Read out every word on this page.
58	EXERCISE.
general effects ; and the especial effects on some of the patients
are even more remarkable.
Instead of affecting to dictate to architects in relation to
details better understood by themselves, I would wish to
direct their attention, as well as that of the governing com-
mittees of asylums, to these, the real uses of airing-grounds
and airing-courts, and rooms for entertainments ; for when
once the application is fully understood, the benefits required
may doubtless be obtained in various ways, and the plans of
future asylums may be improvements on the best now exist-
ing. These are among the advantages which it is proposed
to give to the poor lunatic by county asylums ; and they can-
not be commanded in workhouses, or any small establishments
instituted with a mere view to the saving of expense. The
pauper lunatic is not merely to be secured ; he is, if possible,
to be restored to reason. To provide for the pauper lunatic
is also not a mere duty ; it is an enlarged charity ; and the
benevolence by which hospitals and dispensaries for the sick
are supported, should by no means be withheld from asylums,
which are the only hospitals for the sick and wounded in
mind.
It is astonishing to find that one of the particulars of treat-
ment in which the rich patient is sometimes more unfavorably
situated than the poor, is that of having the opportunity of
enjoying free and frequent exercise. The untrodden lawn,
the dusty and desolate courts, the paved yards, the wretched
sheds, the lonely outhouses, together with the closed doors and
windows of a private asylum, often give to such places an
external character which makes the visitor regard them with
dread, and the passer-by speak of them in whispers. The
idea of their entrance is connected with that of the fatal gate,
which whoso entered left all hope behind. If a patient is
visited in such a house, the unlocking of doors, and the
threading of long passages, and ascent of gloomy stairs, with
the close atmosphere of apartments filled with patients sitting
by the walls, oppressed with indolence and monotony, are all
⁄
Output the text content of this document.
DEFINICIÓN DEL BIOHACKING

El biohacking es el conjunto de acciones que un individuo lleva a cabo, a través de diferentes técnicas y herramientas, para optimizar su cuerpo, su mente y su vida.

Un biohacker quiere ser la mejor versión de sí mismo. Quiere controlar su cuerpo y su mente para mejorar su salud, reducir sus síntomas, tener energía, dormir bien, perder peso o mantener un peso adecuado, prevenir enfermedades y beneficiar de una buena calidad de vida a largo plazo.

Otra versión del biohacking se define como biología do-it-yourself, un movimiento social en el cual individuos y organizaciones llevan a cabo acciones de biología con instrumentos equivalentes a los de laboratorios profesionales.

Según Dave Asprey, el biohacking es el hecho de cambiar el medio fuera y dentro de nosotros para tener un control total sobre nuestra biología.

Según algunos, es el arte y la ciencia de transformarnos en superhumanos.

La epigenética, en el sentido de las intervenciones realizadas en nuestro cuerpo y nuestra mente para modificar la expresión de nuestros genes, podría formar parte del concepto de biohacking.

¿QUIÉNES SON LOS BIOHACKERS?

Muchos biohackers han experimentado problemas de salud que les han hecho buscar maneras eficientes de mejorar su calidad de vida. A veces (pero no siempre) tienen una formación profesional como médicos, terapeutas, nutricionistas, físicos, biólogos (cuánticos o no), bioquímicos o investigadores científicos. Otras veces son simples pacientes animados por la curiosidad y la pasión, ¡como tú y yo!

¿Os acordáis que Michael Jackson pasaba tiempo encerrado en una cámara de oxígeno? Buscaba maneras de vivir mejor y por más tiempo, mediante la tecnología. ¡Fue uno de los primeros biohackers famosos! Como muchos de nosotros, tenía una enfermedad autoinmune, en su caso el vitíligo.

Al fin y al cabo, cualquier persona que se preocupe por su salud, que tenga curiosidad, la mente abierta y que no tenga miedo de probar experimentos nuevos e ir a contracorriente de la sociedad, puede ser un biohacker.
——
WORK ORDER
From the first line through the last, give the data above again exactly.

RESULT
Read out every word on this page.
58	EXERCISE.
general effects ; and the especial effects on some of the patients
are even more remarkable.
Instead of affecting to dictate to architects in relation to
details better understood by themselves, I would wish to
direct their attention, as well as that of the governing com-
mittees of asylums, to these, the real uses of airing-grounds
and airing-courts, and rooms for entertainments ; for when
once the application is fully understood, the benefits required
may doubtless be obtained in various ways, and the plans of
future asylums may be improvements on the best now exist-
ing. These are among the advantages which it is proposed
to give to the poor lunatic by county asylums ; and they can-
not be commanded in workhouses, or any small establishments
instituted with a mere view to the saving of expense. The
pauper lunatic is not merely to be secured ; he is, if possible,
to be restored to reason. To provide for the pauper lunatic
is also not a mere duty ; it is an enlarged charity ; and the
benevolence by which hospitals and dispensaries for the sick
are supported, should by no means be withheld from asylums,
which are the only hospitals for the sick and wounded in
mind.
It is astonishing to find that one of the particulars of treat-
ment in which the rich patient is sometimes more unfavorably
situated than the poor, is that of having the opportunity of
enjoying free and frequent exercise. The untrodden lawn,
the dusty and desolate courts, the paved yards, the wretched
sheds, the lonely outhouses, together with the closed doors and
windows of a private asylum, often give to such places an
external character which makes the visitor regard them with
dread, and the passer-by speak of them in whispers. The
idea of their entrance is connected with that of the fatal gate,
which whoso entered left all hope behind. If a patient is
visited in such a house, the unlocking of doors, and the
threading of long passages, and ascent of gloomy stairs, with
the close atmosphere of apartments filled with patients sitting
by the walls, oppressed with indolence and monotony, are all
⁄
Output the text content of this document.
DEFINICIÓN DEL BIOHACKING

El biohacking es el conjunto de acciones que un individuo lleva a cabo, a través de diferentes técnicas y herramientas, para optimizar su cuerpo, su mente y su vida.

Un biohacker quiere ser la mejor versión de sí mismo. Quiere controlar su cuerpo y su mente para mejorar su salud, reducir sus síntomas, tener energía, dormir bien, perder peso o mantener un peso adecuado, prevenir enfermedades y beneficiar de una buena calidad de vida a largo plazo.

Otra versión del biohacking se define como biología do-it-yourself, un movimiento social en el cual individuos y organizaciones llevan a cabo acciones de biología con instrumentos equivalentes a los de laboratorios profesionales.

Según Dave Asprey, el biohacking es el hecho de cambiar el medio fuera y dentro de nosotros para tener un control total sobre nuestra biología.

Según algunos, es el arte y la ciencia de transformarnos en superhumanos.

La epigenética, en el sentido de las intervenciones realizadas en nuestro cuerpo y nuestra mente para modificar la expresión de nuestros genes, podría formar parte del concepto de biohacking.

¿QUIÉNES SON LOS BIOHACKERS?

Muchos biohackers han experimentado problemas de salud que les han hecho buscar maneras eficientes de mejorar su calidad de vida. A veces (pero no siempre) tienen una formación profesional como médicos, terapeutas, nutricionistas, físicos, biólogos (cuánticos o no), bioquímicos o investigadores científicos. Otras veces son simples pacientes animados por la curiosidad y la pasión, ¡como tú y yo!

¿Os acordáis que Michael Jackson pasaba tiempo encerrado en una cámara de oxígeno? Buscaba maneras de vivir mejor y por más tiempo, mediante la tecnología. ¡Fue uno de los primeros biohackers famosos! Como muchos de nosotros, tenía una enfermedad autoinmune, en su caso el vitíligo.

Al fin y al cabo, cualquier persona que se preocupe por su salud, que tenga curiosidad, la mente abierta y que no tenga miedo de probar experimentos nuevos e ir a contracorriente de la sociedad, puede ser un biohacker.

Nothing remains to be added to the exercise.